-- BEGIN Input data --

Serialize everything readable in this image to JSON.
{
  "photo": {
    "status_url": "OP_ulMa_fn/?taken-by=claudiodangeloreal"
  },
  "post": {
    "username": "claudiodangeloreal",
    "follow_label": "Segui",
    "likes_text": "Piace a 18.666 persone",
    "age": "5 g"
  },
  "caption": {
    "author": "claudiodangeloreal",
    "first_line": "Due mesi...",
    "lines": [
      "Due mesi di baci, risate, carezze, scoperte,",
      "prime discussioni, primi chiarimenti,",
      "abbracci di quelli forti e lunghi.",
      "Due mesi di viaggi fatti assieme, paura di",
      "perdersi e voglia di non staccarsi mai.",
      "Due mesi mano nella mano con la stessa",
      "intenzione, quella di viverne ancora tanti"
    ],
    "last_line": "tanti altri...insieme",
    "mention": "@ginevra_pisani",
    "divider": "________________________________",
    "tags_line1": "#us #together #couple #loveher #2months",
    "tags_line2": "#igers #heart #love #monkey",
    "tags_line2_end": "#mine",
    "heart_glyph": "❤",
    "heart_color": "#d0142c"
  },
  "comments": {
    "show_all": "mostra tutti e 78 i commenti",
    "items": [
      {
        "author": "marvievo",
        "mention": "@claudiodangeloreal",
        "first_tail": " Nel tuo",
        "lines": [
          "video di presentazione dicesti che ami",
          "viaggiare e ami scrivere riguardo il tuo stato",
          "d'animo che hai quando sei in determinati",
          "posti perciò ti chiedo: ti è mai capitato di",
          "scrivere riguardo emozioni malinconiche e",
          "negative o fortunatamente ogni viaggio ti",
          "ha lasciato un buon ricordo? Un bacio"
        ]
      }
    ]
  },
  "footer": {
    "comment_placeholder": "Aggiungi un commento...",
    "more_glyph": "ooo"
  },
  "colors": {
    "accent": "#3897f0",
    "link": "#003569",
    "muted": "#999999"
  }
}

-- END Input data --

• Exercise details
Repeat the data exactly. Leave nothing out.

• Task solution
Serialize everything readable in this image to JSON.
{
  "photo": {
    "status_url": "OP_ulMa_fn/?taken-by=claudiodangeloreal"
  },
  "post": {
    "username": "claudiodangeloreal",
    "follow_label": "Segui",
    "likes_text": "Piace a 18.666 persone",
    "age": "5 g"
  },
  "caption": {
    "author": "claudiodangeloreal",
    "first_line": "Due mesi...",
    "lines": [
      "Due mesi di baci, risate, carezze, scoperte,",
      "prime discussioni, primi chiarimenti,",
      "abbracci di quelli forti e lunghi.",
      "Due mesi di viaggi fatti assieme, paura di",
      "perdersi e voglia di non staccarsi mai.",
      "Due mesi mano nella mano con la stessa",
      "intenzione, quella di viverne ancora tanti"
    ],
    "last_line": "tanti altri...insieme",
    "mention": "@ginevra_pisani",
    "divider": "________________________________",
    "tags_line1": "#us #together #couple #loveher #2months",
    "tags_line2": "#igers #heart #love #monkey",
    "tags_line2_end": "#mine",
    "heart_glyph": "❤",
    "heart_color": "#d0142c"
  },
  "comments": {
    "show_all": "mostra tutti e 78 i commenti",
    "items": [
      {
        "author": "marvievo",
        "mention": "@claudiodangeloreal",
        "first_tail": " Nel tuo",
        "lines": [
          "video di presentazione dicesti che ami",
          "viaggiare e ami scrivere riguardo il tuo stato",
          "d'animo che hai quando sei in determinati",
          "posti perciò ti chiedo: ti è mai capitato di",
          "scrivere riguardo emozioni malinconiche e",
          "negative o fortunatamente ogni viaggio ti",
          "ha lasciato un buon ricordo? Un bacio"
        ]
      }
    ]
  },
  "footer": {
    "comment_placeholder": "Aggiungi un commento...",
    "more_glyph": "ooo"
  },
  "colors": {
    "accent": "#3897f0",
    "link": "#003569",
    "muted": "#999999"
  }
}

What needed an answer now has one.